begin

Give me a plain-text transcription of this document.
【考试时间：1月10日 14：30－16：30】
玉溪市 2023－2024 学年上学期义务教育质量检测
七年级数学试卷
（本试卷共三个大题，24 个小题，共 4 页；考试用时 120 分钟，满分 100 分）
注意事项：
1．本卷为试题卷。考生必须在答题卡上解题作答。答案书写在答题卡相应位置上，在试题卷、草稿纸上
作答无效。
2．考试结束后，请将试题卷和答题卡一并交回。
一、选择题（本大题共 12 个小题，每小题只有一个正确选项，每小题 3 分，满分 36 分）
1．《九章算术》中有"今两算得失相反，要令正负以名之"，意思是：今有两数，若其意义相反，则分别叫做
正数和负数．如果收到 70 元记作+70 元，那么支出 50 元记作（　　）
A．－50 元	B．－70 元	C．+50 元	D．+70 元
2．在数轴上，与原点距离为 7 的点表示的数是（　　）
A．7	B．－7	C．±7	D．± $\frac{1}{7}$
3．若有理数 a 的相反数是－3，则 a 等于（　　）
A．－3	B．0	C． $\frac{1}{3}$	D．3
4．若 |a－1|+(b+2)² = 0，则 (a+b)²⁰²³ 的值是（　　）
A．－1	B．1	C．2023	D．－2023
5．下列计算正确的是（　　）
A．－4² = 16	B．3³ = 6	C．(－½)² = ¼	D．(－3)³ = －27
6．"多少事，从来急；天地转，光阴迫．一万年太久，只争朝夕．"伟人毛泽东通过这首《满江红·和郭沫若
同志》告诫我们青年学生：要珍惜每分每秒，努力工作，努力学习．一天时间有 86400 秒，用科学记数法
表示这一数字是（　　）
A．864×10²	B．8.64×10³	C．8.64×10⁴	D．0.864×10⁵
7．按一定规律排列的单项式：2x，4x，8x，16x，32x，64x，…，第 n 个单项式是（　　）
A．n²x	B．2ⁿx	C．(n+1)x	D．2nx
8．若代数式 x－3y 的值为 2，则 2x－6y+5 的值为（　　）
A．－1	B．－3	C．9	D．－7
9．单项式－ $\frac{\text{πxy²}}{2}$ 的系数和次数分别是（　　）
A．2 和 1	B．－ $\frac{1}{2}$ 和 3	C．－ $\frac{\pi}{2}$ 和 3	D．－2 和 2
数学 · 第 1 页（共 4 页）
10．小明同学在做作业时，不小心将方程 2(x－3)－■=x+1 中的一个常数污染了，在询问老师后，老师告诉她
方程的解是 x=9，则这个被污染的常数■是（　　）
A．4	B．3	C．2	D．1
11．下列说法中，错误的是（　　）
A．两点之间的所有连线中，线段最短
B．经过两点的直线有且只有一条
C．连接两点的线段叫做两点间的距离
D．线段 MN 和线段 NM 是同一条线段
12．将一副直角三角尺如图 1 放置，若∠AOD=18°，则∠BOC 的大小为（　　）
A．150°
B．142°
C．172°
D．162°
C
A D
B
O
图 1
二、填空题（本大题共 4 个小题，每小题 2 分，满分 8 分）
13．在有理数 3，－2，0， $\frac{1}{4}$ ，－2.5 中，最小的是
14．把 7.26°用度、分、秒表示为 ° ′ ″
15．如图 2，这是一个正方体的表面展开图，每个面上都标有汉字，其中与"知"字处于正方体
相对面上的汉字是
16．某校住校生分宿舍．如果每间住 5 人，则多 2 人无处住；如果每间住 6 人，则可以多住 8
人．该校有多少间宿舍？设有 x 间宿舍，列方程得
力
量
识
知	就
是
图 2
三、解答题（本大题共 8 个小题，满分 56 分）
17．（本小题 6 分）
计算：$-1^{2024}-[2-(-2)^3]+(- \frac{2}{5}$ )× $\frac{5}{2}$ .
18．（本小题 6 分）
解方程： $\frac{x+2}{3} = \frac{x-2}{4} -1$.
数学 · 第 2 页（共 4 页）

end
begin

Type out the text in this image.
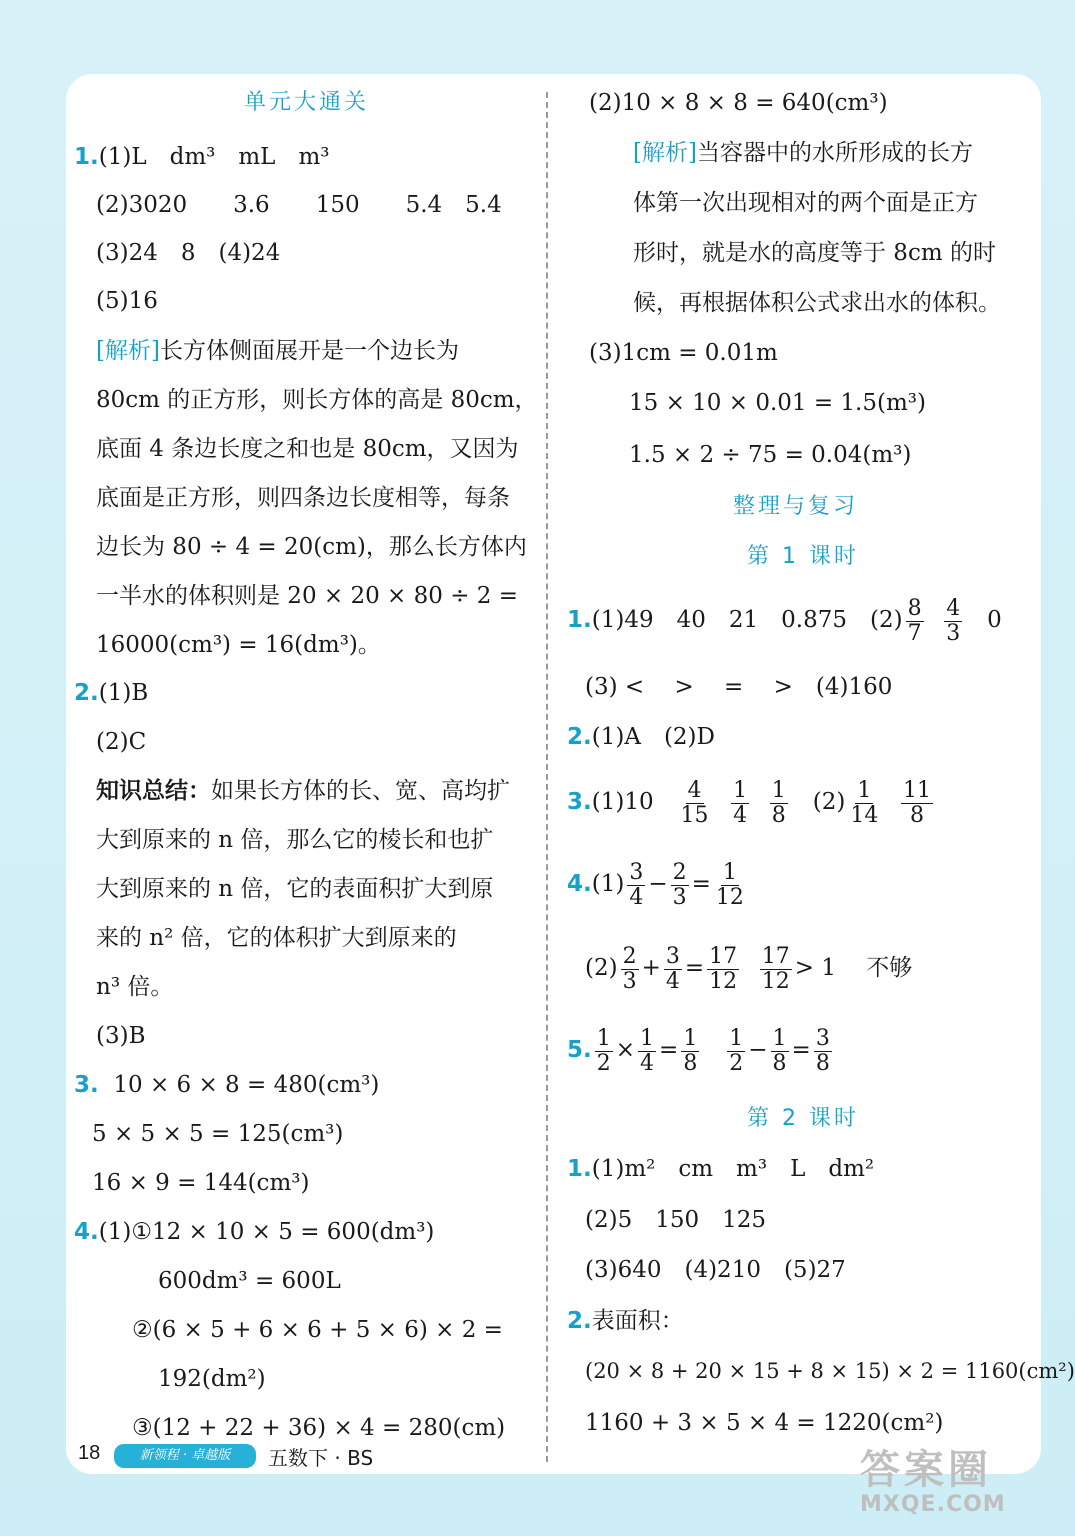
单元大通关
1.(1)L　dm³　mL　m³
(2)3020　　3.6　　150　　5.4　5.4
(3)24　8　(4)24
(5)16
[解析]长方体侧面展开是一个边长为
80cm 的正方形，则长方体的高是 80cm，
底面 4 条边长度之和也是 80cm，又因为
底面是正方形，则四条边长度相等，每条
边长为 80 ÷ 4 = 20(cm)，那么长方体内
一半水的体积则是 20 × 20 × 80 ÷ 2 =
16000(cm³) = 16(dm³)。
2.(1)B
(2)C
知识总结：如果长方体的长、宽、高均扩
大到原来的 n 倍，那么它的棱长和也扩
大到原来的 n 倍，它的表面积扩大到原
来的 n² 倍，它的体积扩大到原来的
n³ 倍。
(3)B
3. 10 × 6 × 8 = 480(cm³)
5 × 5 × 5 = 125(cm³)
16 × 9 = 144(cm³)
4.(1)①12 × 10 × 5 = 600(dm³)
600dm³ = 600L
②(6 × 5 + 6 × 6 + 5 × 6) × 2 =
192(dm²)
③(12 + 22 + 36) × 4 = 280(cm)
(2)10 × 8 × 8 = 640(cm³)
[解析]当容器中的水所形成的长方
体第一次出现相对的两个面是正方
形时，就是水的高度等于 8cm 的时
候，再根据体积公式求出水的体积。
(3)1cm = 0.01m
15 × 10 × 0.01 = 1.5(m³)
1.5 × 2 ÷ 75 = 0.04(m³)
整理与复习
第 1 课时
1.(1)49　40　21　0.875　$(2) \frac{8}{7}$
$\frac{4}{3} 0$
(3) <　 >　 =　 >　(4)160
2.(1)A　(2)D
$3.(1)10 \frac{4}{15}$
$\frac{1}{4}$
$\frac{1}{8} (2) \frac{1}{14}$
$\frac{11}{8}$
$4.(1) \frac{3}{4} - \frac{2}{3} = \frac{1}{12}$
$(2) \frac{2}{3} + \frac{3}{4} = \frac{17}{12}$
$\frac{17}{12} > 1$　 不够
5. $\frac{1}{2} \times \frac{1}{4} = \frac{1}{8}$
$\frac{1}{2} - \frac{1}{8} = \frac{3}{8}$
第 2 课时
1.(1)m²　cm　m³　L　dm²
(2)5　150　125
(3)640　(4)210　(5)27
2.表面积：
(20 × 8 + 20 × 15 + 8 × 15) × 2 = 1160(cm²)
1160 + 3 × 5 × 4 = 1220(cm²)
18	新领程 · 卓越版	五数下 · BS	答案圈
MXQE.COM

end

**Short task:** Single out each line of the records above with the string "本大题共" in it, and copy it.

**Final result:**
一、选择题（本大题共 12 个小题，每小题只有一个正确选项，每小题 3 分，满分 36 分）
二、填空题（本大题共 4 个小题，每小题 2 分，满分 8 分）
三、解答题（本大题共 8 个小题，满分 56 分）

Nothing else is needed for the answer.